### WHAT YOU ARE ASKED TO DO
Rewrite the listing below with every "x-tick-label" switched to "x-axis-label" and nothing else changed. Leave the picture out.

-- Begin --

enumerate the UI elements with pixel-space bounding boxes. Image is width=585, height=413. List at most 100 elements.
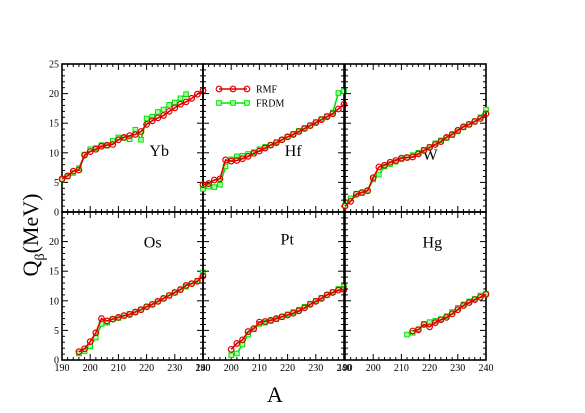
point-marker [376, 171, 382, 178]
point-marker [404, 331, 410, 338]
panel-frame [61, 63, 204, 213]
point-marker [323, 113, 331, 121]
point-marker [160, 295, 167, 302]
series-rmf [199, 100, 348, 189]
panel-w: W [341, 63, 490, 213]
x-tick-label: 230 [167, 363, 182, 374]
point-marker [92, 329, 100, 337]
y-tick-label: 20 [49, 237, 59, 248]
point-marker [81, 345, 88, 353]
x-tick-label: 220 [139, 363, 154, 374]
point-marker [323, 291, 331, 299]
point-marker [126, 311, 134, 318]
point-marker [471, 296, 479, 304]
x-tick-label: 240 [337, 363, 352, 374]
panel-pt: 190 200 210 220 230 240 Pt [196, 211, 352, 374]
x-tick-label: 210 [394, 363, 409, 374]
panel-os: 0 5 10 15 20 190 200 210 220 230 240 Os [49, 211, 211, 374]
point-marker [306, 300, 314, 308]
point-marker [193, 277, 201, 285]
point-marker [256, 147, 263, 155]
series-line [230, 288, 345, 350]
point-marker [341, 88, 347, 95]
point-marker [448, 131, 456, 138]
point-marker [250, 149, 258, 157]
legend-marker [229, 85, 237, 93]
point-marker [244, 152, 252, 160]
point-marker [148, 300, 156, 308]
point-marker [318, 295, 325, 302]
point-marker [437, 138, 445, 145]
x-tick-label: 200 [83, 363, 98, 374]
y-tick-label: 10 [49, 148, 59, 159]
point-marker [148, 117, 156, 125]
point-marker [193, 90, 201, 98]
point-marker [426, 323, 434, 331]
x-tick-label: 190 [338, 363, 353, 374]
point-marker [171, 289, 179, 296]
element-label-hg: Hg [423, 235, 443, 252]
point-marker [301, 125, 308, 132]
point-marker [234, 350, 240, 357]
point-marker [465, 120, 473, 128]
point-marker [471, 118, 479, 125]
point-marker [420, 147, 428, 154]
point-marker [295, 128, 303, 135]
point-marker [448, 310, 456, 318]
x-tick-label: 190 [55, 363, 70, 374]
point-marker [272, 139, 280, 147]
y-axis-title: Qβ(MeV) [18, 194, 48, 277]
point-marker [160, 106, 167, 113]
series-rmf [58, 87, 207, 183]
point-marker [476, 115, 484, 122]
point-marker [454, 306, 462, 314]
point-marker [426, 144, 434, 151]
point-marker [250, 325, 258, 333]
point-marker [171, 104, 179, 112]
point-marker [126, 136, 133, 142]
point-marker [234, 153, 240, 160]
point-marker [329, 110, 337, 118]
point-marker [98, 315, 105, 322]
point-marker [347, 197, 355, 205]
point-marker [64, 172, 72, 180]
legend: RMF FRDM [215, 85, 284, 110]
series-rmf [227, 286, 348, 353]
legend-marker [216, 100, 222, 106]
point-marker [431, 141, 439, 148]
point-marker [165, 107, 173, 115]
point-marker [465, 299, 473, 306]
y-tick-label: 15 [49, 267, 59, 278]
element-label-hf: Hf [285, 143, 303, 160]
point-marker [137, 306, 145, 314]
point-marker [75, 348, 83, 356]
point-marker [392, 157, 400, 164]
point-marker [420, 321, 428, 328]
x-tick-label: 190 [196, 363, 211, 374]
y-tick-label: 10 [49, 296, 59, 307]
point-marker [454, 126, 462, 134]
point-marker [341, 202, 349, 210]
point-marker [312, 119, 320, 127]
point-marker [149, 113, 156, 120]
point-marker [340, 286, 348, 293]
point-marker [261, 144, 269, 152]
point-marker [154, 114, 162, 122]
panel-yb: 0 5 10 15 20 25 Yb [49, 60, 207, 219]
point-marker [414, 150, 422, 158]
point-marker [143, 115, 150, 122]
legend-marker [244, 100, 250, 106]
legend-label-rmf: RMF [256, 85, 278, 96]
y-axis-title-sub: β [33, 253, 48, 260]
point-marker [138, 136, 144, 143]
y-tick-label: 5 [54, 326, 59, 337]
point-marker [443, 134, 450, 141]
point-marker [482, 290, 490, 298]
point-marker [86, 148, 94, 156]
y-axis-title-group: Qβ(MeV) [18, 194, 48, 277]
point-marker [364, 187, 371, 195]
y-tick-label: 5 [54, 178, 59, 189]
point-marker [381, 161, 388, 169]
point-marker [172, 99, 178, 106]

-- End --

### RESULT OF THE TASK
enumerate the UI elements with pixel-space bounding boxes. Image is width=585, height=413. List at most 100 elements.
point-marker [376, 171, 382, 178]
point-marker [404, 331, 410, 338]
panel-frame [61, 63, 204, 213]
point-marker [323, 113, 331, 121]
point-marker [160, 295, 167, 302]
series-rmf [199, 100, 348, 189]
panel-w: W [341, 63, 490, 213]
x-axis-label: 230 [167, 363, 182, 374]
point-marker [92, 329, 100, 337]
y-tick-label: 20 [49, 237, 59, 248]
point-marker [81, 345, 88, 353]
x-axis-label: 220 [139, 363, 154, 374]
point-marker [323, 291, 331, 299]
point-marker [126, 311, 134, 318]
point-marker [471, 296, 479, 304]
x-axis-label: 240 [337, 363, 352, 374]
panel-pt: 190 200 210 220 230 240 Pt [196, 211, 352, 374]
x-axis-label: 210 [394, 363, 409, 374]
panel-os: 0 5 10 15 20 190 200 210 220 230 240 Os [49, 211, 211, 374]
point-marker [306, 300, 314, 308]
point-marker [193, 277, 201, 285]
point-marker [256, 147, 263, 155]
series-line [230, 288, 345, 350]
point-marker [341, 88, 347, 95]
point-marker [448, 131, 456, 138]
point-marker [250, 149, 258, 157]
legend-marker [229, 85, 237, 93]
point-marker [244, 152, 252, 160]
point-marker [148, 300, 156, 308]
point-marker [318, 295, 325, 302]
point-marker [437, 138, 445, 145]
x-axis-label: 200 [83, 363, 98, 374]
y-tick-label: 10 [49, 148, 59, 159]
point-marker [148, 117, 156, 125]
point-marker [193, 90, 201, 98]
point-marker [426, 323, 434, 331]
x-axis-label: 190 [338, 363, 353, 374]
point-marker [171, 289, 179, 296]
element-label-hg: Hg [423, 235, 443, 252]
point-marker [301, 125, 308, 132]
point-marker [234, 350, 240, 357]
point-marker [465, 120, 473, 128]
point-marker [471, 118, 479, 125]
point-marker [420, 147, 428, 154]
point-marker [295, 128, 303, 135]
point-marker [448, 310, 456, 318]
x-axis-label: 190 [55, 363, 70, 374]
point-marker [272, 139, 280, 147]
y-axis-title: Qβ(MeV) [18, 194, 48, 277]
point-marker [160, 106, 167, 113]
series-rmf [58, 87, 207, 183]
point-marker [476, 115, 484, 122]
point-marker [454, 306, 462, 314]
point-marker [426, 144, 434, 151]
point-marker [250, 325, 258, 333]
point-marker [171, 104, 179, 112]
point-marker [126, 136, 133, 142]
point-marker [234, 153, 240, 160]
point-marker [329, 110, 337, 118]
point-marker [98, 315, 105, 322]
point-marker [347, 197, 355, 205]
point-marker [64, 172, 72, 180]
legend: RMF FRDM [215, 85, 284, 110]
series-rmf [227, 286, 348, 353]
legend-marker [216, 100, 222, 106]
point-marker [431, 141, 439, 148]
point-marker [165, 107, 173, 115]
point-marker [465, 299, 473, 306]
y-tick-label: 15 [49, 267, 59, 278]
element-label-hf: Hf [285, 143, 303, 160]
point-marker [137, 306, 145, 314]
point-marker [75, 348, 83, 356]
point-marker [392, 157, 400, 164]
point-marker [420, 321, 428, 328]
x-axis-label: 190 [196, 363, 211, 374]
y-tick-label: 10 [49, 296, 59, 307]
point-marker [454, 126, 462, 134]
point-marker [341, 202, 349, 210]
point-marker [312, 119, 320, 127]
point-marker [149, 113, 156, 120]
point-marker [340, 286, 348, 293]
point-marker [261, 144, 269, 152]
point-marker [154, 114, 162, 122]
panel-yb: 0 5 10 15 20 25 Yb [49, 60, 207, 219]
point-marker [414, 150, 422, 158]
point-marker [143, 115, 150, 122]
legend-marker [244, 100, 250, 106]
legend-label-rmf: RMF [256, 85, 278, 96]
y-axis-title-sub: β [33, 253, 48, 260]
point-marker [138, 136, 144, 143]
y-tick-label: 5 [54, 326, 59, 337]
point-marker [443, 134, 450, 141]
point-marker [482, 290, 490, 298]
point-marker [86, 148, 94, 156]
y-axis-title-group: Qβ(MeV) [18, 194, 48, 277]
point-marker [364, 187, 371, 195]
y-tick-label: 5 [54, 178, 59, 189]
point-marker [381, 161, 388, 169]
point-marker [172, 99, 178, 106]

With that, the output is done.